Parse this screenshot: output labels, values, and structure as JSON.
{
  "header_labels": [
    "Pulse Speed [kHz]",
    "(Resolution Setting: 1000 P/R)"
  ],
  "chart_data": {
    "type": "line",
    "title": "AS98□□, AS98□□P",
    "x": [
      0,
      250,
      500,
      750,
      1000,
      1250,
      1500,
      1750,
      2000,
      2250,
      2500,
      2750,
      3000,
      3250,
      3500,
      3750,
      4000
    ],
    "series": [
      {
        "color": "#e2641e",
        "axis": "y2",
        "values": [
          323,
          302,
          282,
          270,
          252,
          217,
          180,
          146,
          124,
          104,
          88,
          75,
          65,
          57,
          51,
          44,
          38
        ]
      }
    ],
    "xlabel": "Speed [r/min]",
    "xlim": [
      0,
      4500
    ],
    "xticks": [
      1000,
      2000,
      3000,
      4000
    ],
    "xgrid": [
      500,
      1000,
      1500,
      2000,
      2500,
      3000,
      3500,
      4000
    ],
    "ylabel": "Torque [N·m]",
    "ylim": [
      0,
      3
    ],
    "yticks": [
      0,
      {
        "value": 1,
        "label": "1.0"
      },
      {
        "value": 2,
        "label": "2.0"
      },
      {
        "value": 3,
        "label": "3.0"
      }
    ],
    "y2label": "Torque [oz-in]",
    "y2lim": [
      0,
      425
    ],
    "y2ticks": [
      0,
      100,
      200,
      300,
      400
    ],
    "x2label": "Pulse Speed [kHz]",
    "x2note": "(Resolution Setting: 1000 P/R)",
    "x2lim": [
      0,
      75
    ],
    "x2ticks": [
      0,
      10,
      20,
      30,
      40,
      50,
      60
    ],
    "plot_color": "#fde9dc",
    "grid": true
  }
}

□ □ □ □

Quote each line of the data above exactly as written.

Parse this screenshot: output labels, values, and structure as JSON.
{
  "header_labels": [
    "Pulse Speed [kHz]",
    "(Resolution Setting: 1000 P/R)"
  ],
  "chart_data": {
    "type": "line",
    "title": "AS98□□, AS98□□P",
    "x": [
      0,
      250,
      500,
      750,
      1000,
      1250,
      1500,
      1750,
      2000,
      2250,
      2500,
      2750,
      3000,
      3250,
      3500,
      3750,
      4000
    ],
    "series": [
      {
        "color": "#e2641e",
        "axis": "y2",
        "values": [
          323,
          302,
          282,
          270,
          252,
          217,
          180,
          146,
          124,
          104,
          88,
          75,
          65,
          57,
          51,
          44,
          38
        ]
      }
    ],
    "xlabel": "Speed [r/min]",
    "xlim": [
      0,
      4500
    ],
    "xticks": [
      1000,
      2000,
      3000,
      4000
    ],
    "xgrid": [
      500,
      1000,
      1500,
      2000,
      2500,
      3000,
      3500,
      4000
    ],
    "ylabel": "Torque [N·m]",
    "ylim": [
      0,
      3
    ],
    "yticks": [
      0,
      {
        "value": 1,
        "label": "1.0"
      },
      {
        "value": 2,
        "label": "2.0"
      },
      {
        "value": 3,
        "label": "3.0"
      }
    ],
    "y2label": "Torque [oz-in]",
    "y2lim": [
      0,
      425
    ],
    "y2ticks": [
      0,
      100,
      200,
      300,
      400
    ],
    "x2label": "Pulse Speed [kHz]",
    "x2note": "(Resolution Setting: 1000 P/R)",
    "x2lim": [
      0,
      75
    ],
    "x2ticks": [
      0,
      10,
      20,
      30,
      40,
      50,
      60
    ],
    "plot_color": "#fde9dc",
    "grid": true
  }
}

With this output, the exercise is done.